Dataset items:
——————————

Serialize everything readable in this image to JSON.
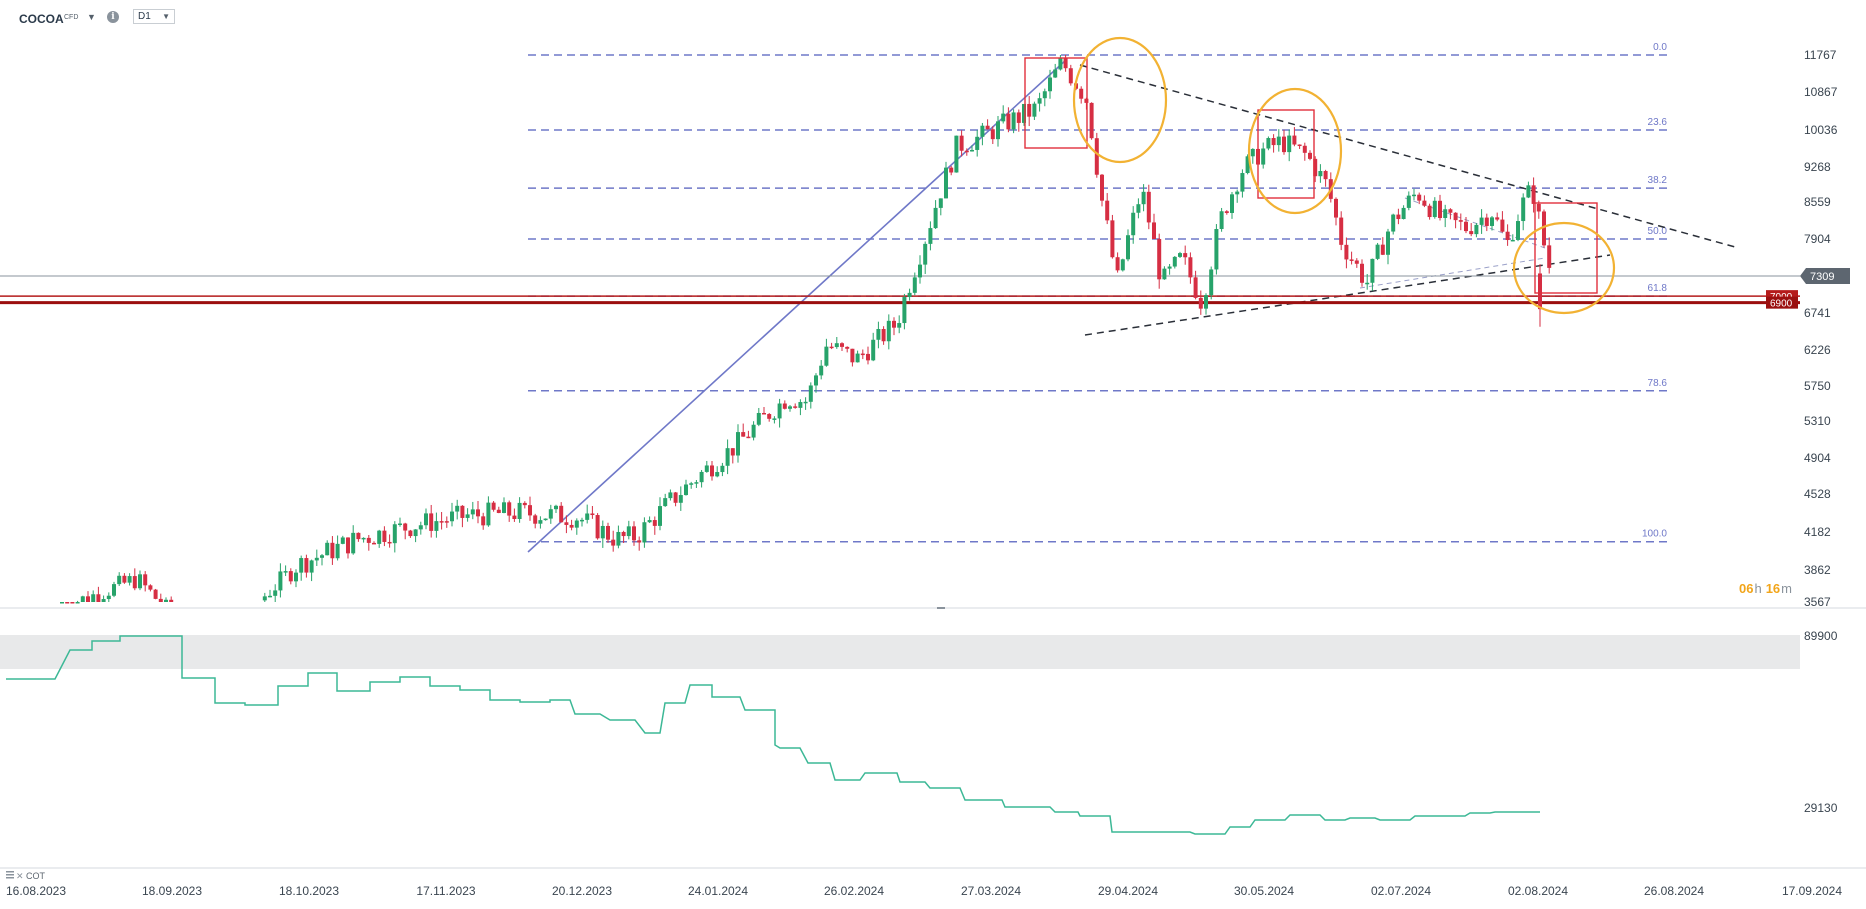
{
  "header": {
    "symbol": "COCOA",
    "symbol_type": "CFD",
    "info_icon": "info-icon",
    "timeframe": "D1"
  },
  "countdown": {
    "hours": "06",
    "h_unit": "h",
    "minutes": "16",
    "m_unit": "m"
  },
  "indicator_label": "COT",
  "chart_data": [
    {
      "type": "candlestick",
      "title": "",
      "y_ticks": [
        11767,
        10867,
        10036,
        9268,
        8559,
        7904,
        6741,
        6226,
        5750,
        5310,
        4904,
        4528,
        4182,
        3862,
        3567
      ],
      "ylim": [
        3567,
        11767
      ],
      "price_tags": [
        {
          "label": "7309",
          "value": 7309,
          "color": "#5d6670"
        },
        {
          "label": "7000",
          "value": 7000,
          "color": "#b51b1b"
        },
        {
          "label": "6900",
          "value": 6900,
          "color": "#9b0f0f"
        }
      ],
      "fibonacci": [
        {
          "label": "0.0",
          "value": 11767
        },
        {
          "label": "23.6",
          "value": 10036
        },
        {
          "label": "38.2",
          "value": 8840
        },
        {
          "label": "50.0",
          "value": 7904
        },
        {
          "label": "61.8",
          "value": 7000
        },
        {
          "label": "78.6",
          "value": 5690
        },
        {
          "label": "100.0",
          "value": 4100
        }
      ],
      "x_ticks": [
        "16.08.2023",
        "18.09.2023",
        "18.10.2023",
        "17.11.2023",
        "20.12.2023",
        "24.01.2024",
        "26.02.2024",
        "27.03.2024",
        "29.04.2024",
        "30.05.2024",
        "02.07.2024",
        "02.08.2024",
        "26.08.2024",
        "17.09.2024"
      ],
      "legend": "none",
      "grid": false
    },
    {
      "type": "line",
      "title": "",
      "series_name": "COT",
      "y_ticks": [
        89900,
        29130
      ],
      "color": "#3cb896"
    }
  ],
  "colors": {
    "bull": "#27a36a",
    "bear": "#d62e43",
    "fib": "#6f78c8",
    "trend": "#2a2f38",
    "circle": "#f2b233",
    "box": "#e0303d"
  }
}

——————————

- **The problem**: Your task is to reproduce all of the material exactly. The pictures stay out.

- **Exercise solution**:
Serialize everything readable in this image to JSON.
{
  "header": {
    "symbol": "COCOA",
    "symbol_type": "CFD",
    "info_icon": "info-icon",
    "timeframe": "D1"
  },
  "countdown": {
    "hours": "06",
    "h_unit": "h",
    "minutes": "16",
    "m_unit": "m"
  },
  "indicator_label": "COT",
  "chart_data": [
    {
      "type": "candlestick",
      "title": "",
      "y_ticks": [
        11767,
        10867,
        10036,
        9268,
        8559,
        7904,
        6741,
        6226,
        5750,
        5310,
        4904,
        4528,
        4182,
        3862,
        3567
      ],
      "ylim": [
        3567,
        11767
      ],
      "price_tags": [
        {
          "label": "7309",
          "value": 7309,
          "color": "#5d6670"
        },
        {
          "label": "7000",
          "value": 7000,
          "color": "#b51b1b"
        },
        {
          "label": "6900",
          "value": 6900,
          "color": "#9b0f0f"
        }
      ],
      "fibonacci": [
        {
          "label": "0.0",
          "value": 11767
        },
        {
          "label": "23.6",
          "value": 10036
        },
        {
          "label": "38.2",
          "value": 8840
        },
        {
          "label": "50.0",
          "value": 7904
        },
        {
          "label": "61.8",
          "value": 7000
        },
        {
          "label": "78.6",
          "value": 5690
        },
        {
          "label": "100.0",
          "value": 4100
        }
      ],
      "x_ticks": [
        "16.08.2023",
        "18.09.2023",
        "18.10.2023",
        "17.11.2023",
        "20.12.2023",
        "24.01.2024",
        "26.02.2024",
        "27.03.2024",
        "29.04.2024",
        "30.05.2024",
        "02.07.2024",
        "02.08.2024",
        "26.08.2024",
        "17.09.2024"
      ],
      "legend": "none",
      "grid": false
    },
    {
      "type": "line",
      "title": "",
      "series_name": "COT",
      "y_ticks": [
        89900,
        29130
      ],
      "color": "#3cb896"
    }
  ],
  "colors": {
    "bull": "#27a36a",
    "bear": "#d62e43",
    "fib": "#6f78c8",
    "trend": "#2a2f38",
    "circle": "#f2b233",
    "box": "#e0303d"
  }
}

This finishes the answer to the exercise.